[Figure collection entries]
-----

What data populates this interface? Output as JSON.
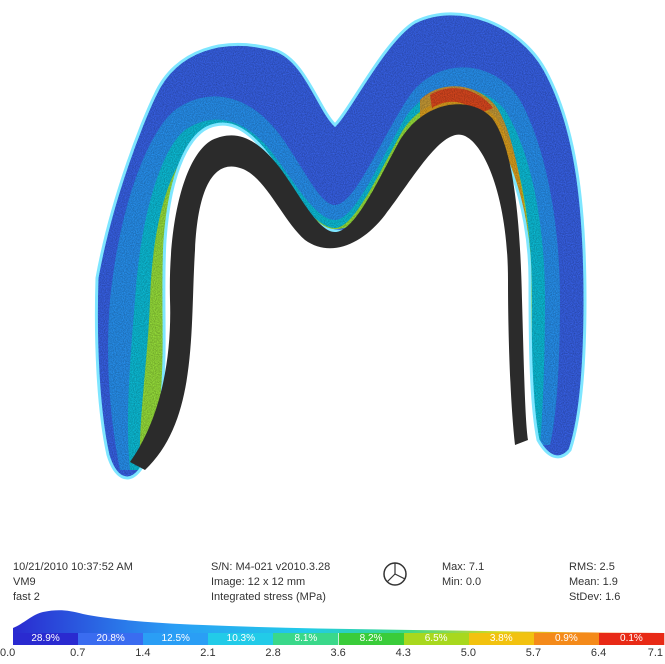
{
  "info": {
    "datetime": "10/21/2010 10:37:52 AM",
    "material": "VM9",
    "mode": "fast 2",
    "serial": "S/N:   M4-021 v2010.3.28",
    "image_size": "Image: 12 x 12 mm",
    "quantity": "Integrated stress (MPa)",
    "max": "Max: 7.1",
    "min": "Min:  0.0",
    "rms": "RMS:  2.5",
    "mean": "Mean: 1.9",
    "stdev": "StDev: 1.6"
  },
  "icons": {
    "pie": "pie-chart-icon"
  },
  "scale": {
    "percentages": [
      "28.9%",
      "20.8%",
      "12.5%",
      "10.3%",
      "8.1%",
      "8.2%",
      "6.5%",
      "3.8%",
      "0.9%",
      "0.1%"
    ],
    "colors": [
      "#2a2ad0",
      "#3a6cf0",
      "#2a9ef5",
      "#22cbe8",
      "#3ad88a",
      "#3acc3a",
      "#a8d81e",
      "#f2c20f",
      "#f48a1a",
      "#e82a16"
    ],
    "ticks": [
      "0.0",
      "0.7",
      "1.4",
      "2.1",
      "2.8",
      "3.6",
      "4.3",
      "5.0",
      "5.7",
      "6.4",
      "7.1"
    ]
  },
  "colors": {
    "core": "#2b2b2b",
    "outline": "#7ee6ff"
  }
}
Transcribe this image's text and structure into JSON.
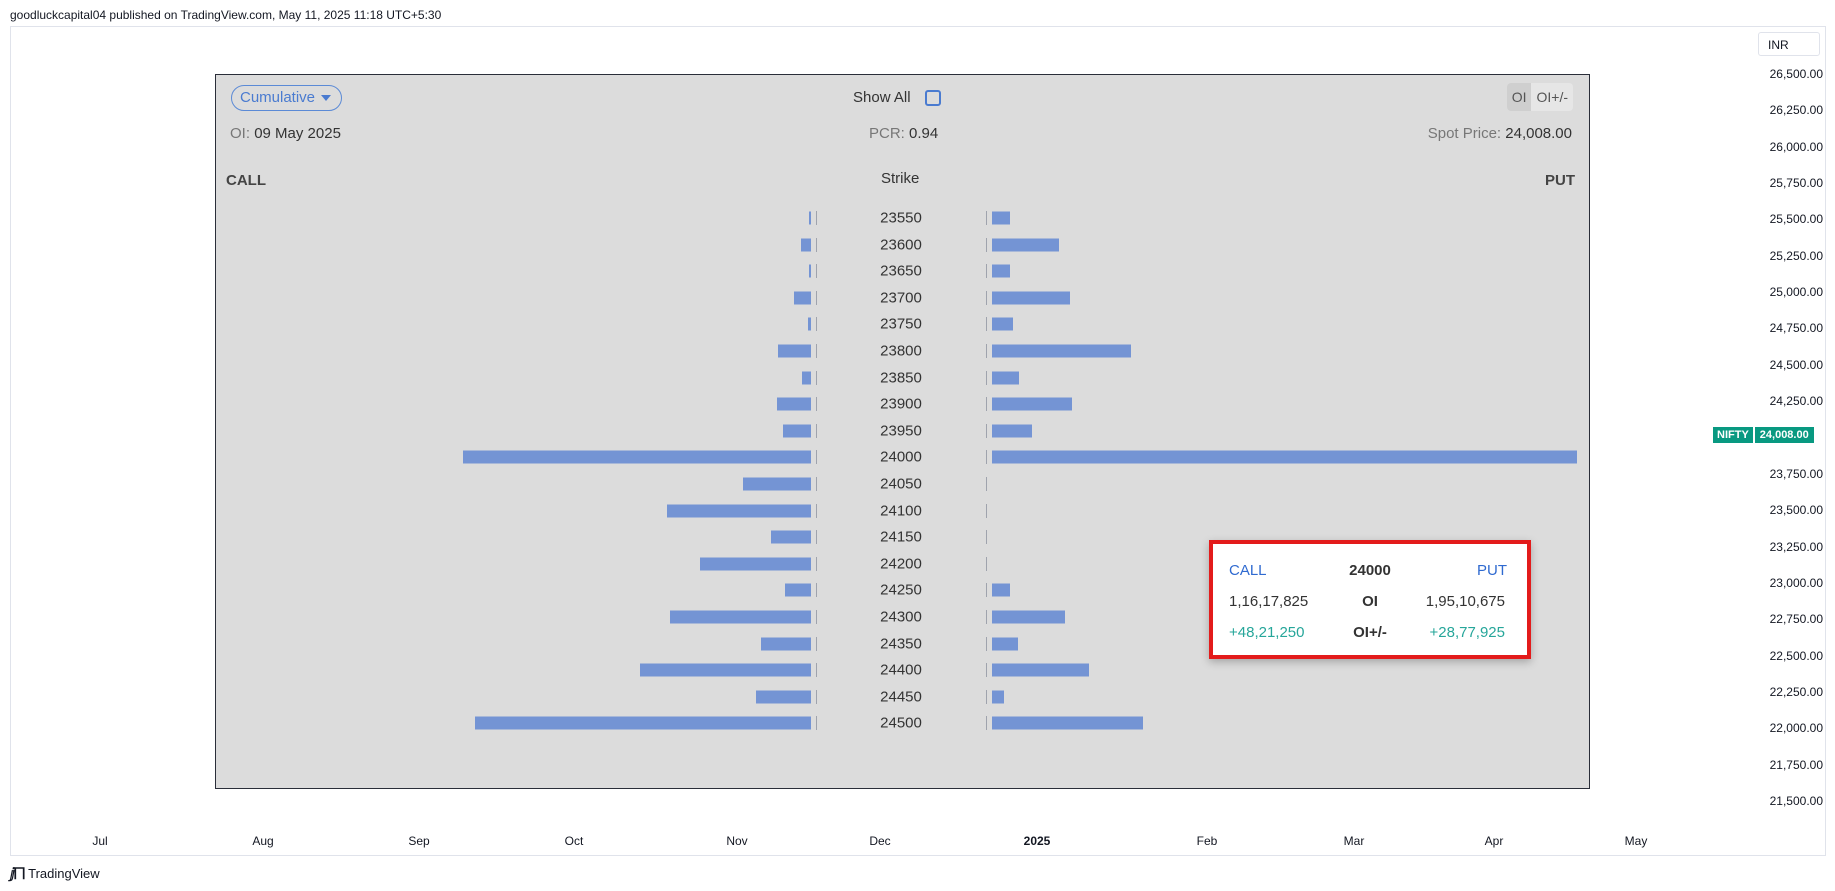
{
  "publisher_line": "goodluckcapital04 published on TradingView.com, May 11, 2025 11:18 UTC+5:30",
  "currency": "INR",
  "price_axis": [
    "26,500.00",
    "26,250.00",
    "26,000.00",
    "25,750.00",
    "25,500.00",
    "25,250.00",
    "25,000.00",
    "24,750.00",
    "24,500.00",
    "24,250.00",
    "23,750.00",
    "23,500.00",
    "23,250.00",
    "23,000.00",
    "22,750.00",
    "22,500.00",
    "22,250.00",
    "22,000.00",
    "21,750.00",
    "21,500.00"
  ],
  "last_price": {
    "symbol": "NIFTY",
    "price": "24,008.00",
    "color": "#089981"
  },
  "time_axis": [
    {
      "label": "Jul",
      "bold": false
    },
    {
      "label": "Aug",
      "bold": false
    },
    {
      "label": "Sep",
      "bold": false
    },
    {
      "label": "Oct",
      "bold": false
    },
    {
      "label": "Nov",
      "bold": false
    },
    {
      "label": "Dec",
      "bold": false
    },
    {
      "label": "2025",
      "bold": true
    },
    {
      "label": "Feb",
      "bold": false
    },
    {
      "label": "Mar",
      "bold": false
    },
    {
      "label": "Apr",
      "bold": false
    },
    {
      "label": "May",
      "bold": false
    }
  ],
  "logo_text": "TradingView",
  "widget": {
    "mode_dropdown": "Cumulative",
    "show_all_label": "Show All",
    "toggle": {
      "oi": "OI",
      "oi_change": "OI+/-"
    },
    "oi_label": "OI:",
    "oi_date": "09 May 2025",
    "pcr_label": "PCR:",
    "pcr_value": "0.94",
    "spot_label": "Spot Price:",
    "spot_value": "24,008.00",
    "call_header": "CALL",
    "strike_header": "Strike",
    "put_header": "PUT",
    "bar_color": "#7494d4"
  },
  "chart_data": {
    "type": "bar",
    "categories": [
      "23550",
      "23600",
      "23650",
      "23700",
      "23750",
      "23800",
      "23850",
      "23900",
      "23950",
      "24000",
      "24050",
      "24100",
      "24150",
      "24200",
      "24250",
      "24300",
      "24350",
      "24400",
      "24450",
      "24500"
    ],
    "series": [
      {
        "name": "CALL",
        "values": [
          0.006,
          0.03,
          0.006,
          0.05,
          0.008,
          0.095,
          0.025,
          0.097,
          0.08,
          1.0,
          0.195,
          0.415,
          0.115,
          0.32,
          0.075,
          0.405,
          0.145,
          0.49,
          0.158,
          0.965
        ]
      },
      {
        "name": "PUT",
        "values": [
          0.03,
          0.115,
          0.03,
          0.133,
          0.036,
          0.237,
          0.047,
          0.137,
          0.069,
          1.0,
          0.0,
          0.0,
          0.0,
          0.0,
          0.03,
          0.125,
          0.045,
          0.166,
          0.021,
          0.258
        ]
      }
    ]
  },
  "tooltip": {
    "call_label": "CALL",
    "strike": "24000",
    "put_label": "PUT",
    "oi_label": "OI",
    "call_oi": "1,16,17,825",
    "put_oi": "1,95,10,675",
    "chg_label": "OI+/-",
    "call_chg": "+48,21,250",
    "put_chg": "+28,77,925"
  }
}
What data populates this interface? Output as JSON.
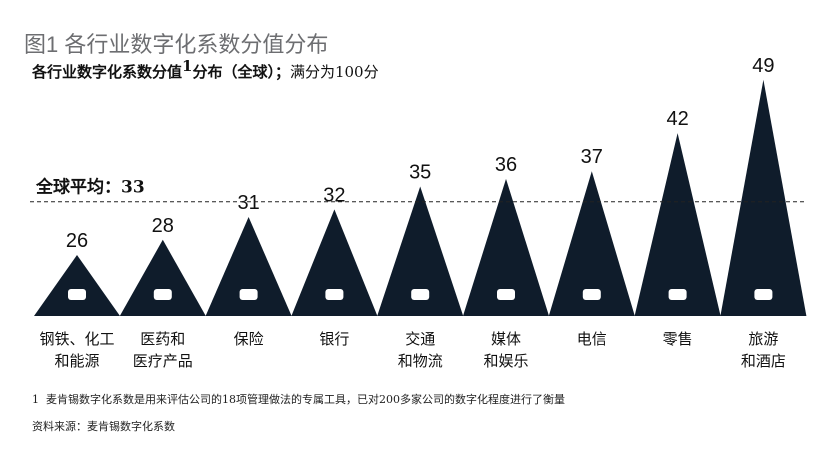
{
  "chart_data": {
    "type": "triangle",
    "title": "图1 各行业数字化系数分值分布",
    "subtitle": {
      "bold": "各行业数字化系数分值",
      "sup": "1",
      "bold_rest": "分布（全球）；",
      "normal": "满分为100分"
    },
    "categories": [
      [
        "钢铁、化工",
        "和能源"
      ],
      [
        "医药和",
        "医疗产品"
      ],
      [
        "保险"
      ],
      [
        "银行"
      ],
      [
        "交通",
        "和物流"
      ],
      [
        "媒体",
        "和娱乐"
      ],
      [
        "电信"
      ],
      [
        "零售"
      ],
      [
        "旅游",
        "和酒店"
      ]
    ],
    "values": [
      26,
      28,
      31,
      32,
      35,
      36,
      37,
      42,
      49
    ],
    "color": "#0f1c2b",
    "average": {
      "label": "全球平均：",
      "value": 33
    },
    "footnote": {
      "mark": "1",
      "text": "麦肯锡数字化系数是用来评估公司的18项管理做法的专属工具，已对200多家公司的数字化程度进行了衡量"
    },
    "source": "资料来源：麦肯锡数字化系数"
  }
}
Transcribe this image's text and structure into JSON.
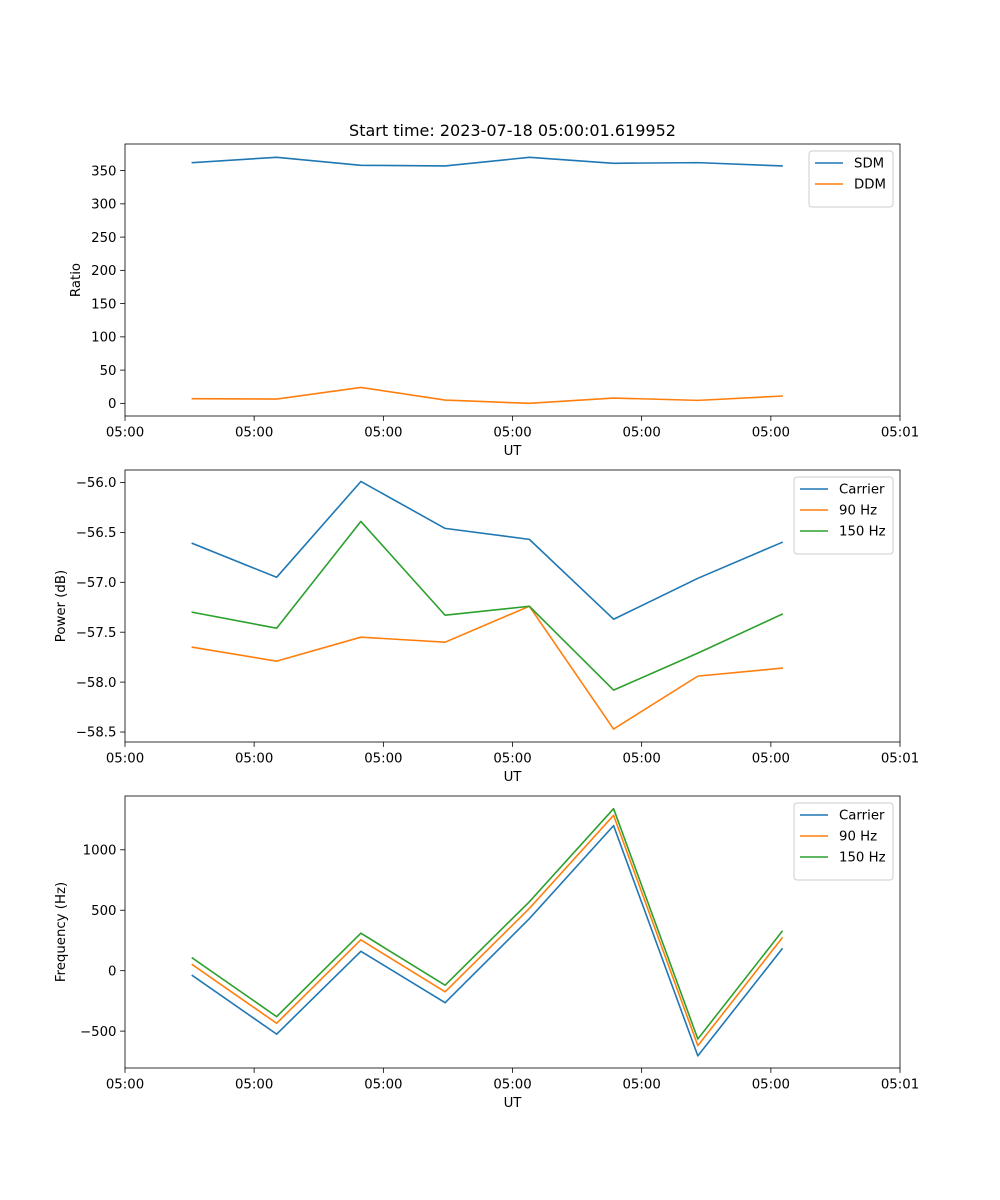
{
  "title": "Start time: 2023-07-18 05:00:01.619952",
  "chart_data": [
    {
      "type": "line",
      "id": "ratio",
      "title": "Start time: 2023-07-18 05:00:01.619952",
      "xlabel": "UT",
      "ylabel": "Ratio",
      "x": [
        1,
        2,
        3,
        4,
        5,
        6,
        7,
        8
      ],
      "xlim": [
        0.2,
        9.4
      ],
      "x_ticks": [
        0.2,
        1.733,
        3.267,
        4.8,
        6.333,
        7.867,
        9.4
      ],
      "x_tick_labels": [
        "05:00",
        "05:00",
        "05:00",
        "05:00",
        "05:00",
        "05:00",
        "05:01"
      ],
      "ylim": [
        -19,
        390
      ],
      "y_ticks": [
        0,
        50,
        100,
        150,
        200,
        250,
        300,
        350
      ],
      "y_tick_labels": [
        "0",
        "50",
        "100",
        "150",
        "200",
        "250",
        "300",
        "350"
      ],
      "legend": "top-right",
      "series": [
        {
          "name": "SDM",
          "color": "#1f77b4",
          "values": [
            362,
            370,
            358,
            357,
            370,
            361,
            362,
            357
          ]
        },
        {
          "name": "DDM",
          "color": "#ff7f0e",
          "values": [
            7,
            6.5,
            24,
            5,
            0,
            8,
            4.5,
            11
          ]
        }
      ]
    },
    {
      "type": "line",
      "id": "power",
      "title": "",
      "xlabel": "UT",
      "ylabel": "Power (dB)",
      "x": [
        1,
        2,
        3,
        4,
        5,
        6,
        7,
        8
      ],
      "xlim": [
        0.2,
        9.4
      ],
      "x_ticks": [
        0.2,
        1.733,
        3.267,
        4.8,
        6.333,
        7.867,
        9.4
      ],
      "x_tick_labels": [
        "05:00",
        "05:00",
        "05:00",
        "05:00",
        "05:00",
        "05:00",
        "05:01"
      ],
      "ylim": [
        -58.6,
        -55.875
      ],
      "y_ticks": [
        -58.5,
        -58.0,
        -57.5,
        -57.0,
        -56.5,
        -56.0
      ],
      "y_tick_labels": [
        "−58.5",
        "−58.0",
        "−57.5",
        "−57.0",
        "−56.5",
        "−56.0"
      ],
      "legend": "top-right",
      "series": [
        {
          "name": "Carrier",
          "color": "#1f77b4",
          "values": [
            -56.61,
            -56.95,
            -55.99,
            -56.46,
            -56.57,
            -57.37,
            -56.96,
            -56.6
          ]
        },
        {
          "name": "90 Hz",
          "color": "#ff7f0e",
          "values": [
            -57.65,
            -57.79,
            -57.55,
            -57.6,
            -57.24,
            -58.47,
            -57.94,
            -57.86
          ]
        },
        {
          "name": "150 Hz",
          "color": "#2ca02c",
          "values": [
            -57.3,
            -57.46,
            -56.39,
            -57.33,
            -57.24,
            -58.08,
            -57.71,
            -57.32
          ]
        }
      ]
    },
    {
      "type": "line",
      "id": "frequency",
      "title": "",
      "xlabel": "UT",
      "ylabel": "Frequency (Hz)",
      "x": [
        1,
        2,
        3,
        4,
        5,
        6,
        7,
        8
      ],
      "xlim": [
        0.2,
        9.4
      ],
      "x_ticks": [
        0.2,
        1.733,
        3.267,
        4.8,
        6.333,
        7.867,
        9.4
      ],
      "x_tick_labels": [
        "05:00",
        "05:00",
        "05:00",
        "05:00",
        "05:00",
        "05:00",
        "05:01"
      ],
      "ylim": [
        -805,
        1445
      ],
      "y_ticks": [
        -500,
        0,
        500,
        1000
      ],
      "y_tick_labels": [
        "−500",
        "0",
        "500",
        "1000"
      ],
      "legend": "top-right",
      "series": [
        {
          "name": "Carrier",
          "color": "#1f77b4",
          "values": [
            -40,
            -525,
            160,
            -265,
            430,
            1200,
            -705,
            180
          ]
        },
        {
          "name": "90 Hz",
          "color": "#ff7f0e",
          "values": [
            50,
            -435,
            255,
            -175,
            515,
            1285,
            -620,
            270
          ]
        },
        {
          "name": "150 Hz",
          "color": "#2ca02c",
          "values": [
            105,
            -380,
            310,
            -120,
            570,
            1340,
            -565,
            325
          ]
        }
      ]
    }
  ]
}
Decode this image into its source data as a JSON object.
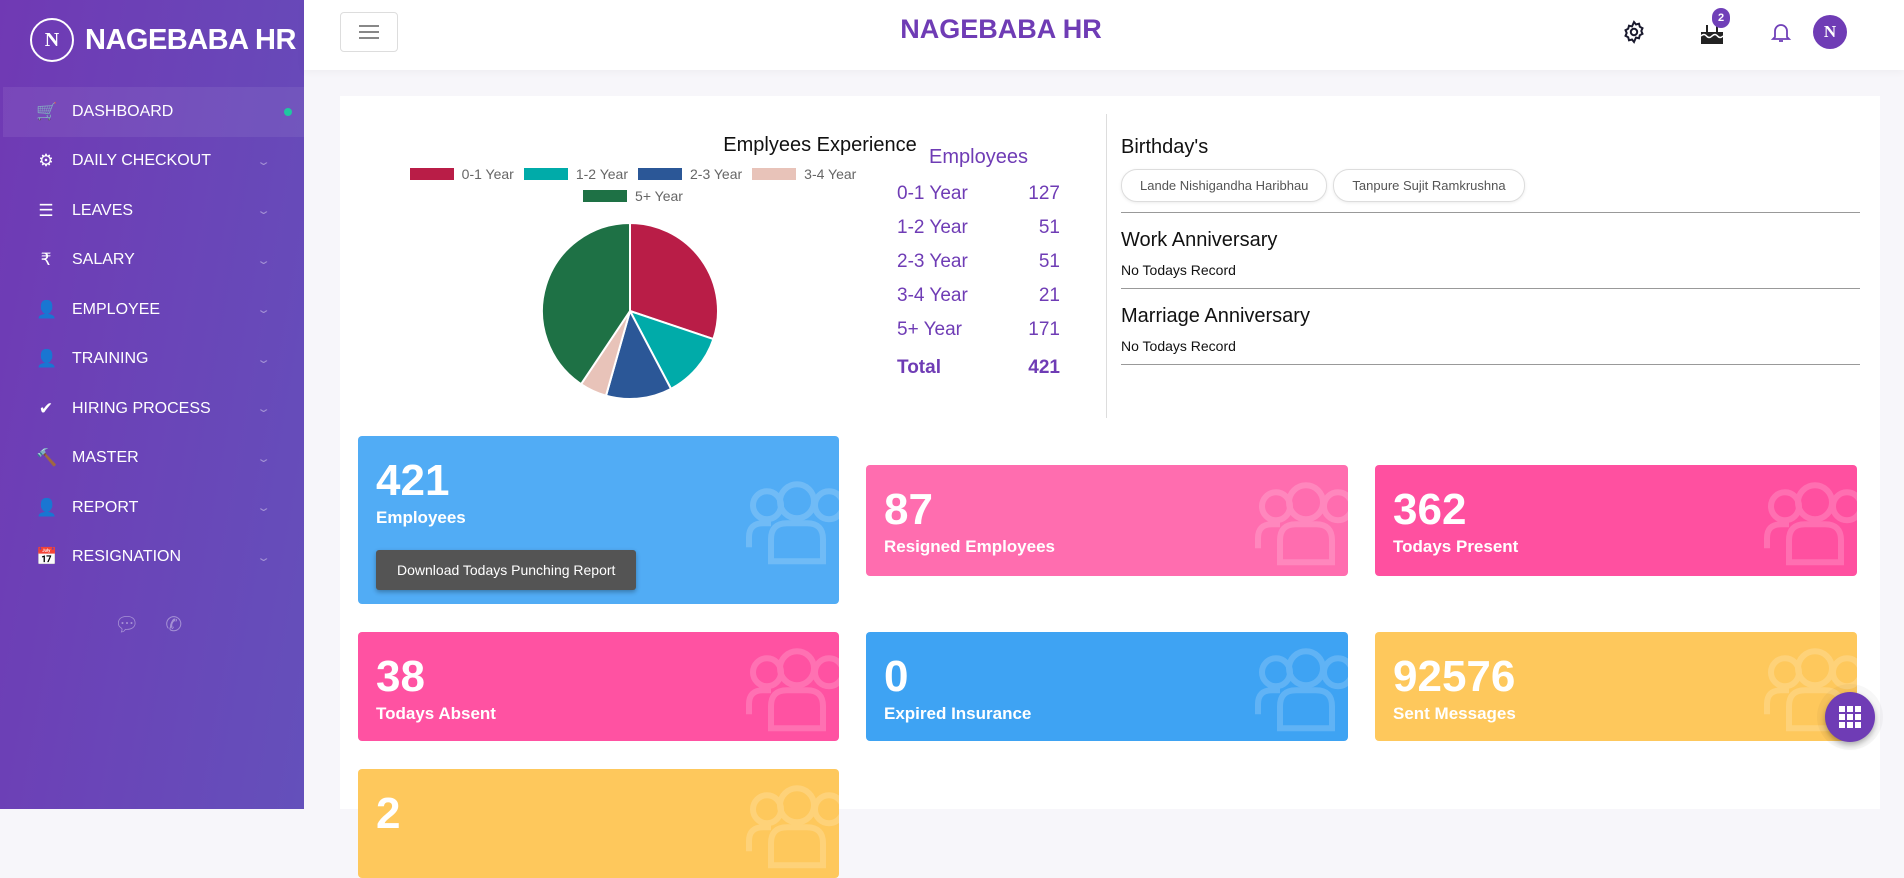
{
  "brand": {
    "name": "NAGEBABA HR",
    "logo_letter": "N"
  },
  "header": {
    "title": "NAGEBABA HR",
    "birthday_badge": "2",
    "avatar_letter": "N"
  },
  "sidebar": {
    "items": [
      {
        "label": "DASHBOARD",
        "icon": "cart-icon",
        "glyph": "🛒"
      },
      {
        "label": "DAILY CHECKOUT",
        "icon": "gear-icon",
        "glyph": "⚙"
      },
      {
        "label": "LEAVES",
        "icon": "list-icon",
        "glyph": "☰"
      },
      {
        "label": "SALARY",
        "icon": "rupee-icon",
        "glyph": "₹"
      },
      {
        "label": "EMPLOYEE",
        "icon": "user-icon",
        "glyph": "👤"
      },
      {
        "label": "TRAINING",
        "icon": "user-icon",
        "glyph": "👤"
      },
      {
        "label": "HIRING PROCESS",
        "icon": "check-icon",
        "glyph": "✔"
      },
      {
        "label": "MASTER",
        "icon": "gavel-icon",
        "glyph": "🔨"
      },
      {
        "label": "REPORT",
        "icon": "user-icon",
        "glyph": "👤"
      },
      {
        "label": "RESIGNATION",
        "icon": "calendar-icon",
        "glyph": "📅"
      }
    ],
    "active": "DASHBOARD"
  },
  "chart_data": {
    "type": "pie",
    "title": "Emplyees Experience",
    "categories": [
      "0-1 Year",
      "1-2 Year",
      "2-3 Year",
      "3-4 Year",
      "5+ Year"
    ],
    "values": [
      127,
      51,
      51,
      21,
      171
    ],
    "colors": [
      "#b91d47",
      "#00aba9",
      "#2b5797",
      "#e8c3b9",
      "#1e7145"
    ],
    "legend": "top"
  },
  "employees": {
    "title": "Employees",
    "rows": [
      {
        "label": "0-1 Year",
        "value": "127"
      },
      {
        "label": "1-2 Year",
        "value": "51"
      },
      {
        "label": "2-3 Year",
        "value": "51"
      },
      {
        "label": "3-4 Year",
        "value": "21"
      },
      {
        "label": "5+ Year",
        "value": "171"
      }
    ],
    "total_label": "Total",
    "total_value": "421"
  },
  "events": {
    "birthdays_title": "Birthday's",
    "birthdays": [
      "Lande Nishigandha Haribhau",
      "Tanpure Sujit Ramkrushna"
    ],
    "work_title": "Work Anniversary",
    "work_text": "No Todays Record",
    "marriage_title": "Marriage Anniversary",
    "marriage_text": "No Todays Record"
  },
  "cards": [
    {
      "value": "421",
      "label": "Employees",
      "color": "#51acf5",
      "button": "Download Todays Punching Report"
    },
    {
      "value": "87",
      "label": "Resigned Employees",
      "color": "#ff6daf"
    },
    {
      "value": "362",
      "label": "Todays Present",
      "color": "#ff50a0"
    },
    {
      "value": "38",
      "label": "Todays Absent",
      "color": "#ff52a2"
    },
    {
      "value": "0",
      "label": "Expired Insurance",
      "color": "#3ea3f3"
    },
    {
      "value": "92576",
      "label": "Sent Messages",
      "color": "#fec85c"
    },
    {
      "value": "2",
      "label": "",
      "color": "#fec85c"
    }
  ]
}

-----

SHORT TASK:
Track down the lines that include the word "Year" and copy them.

EXERCISE RESULT:
      "0-1 Year",
      "1-2 Year",
      "2-3 Year",
      "3-4 Year",
      "5+ Year"
        "label": "0-1 Year",
        "label": "1-2 Year",
        "label": "2-3 Year",
        "label": "3-4 Year",
        "label": "5+ Year",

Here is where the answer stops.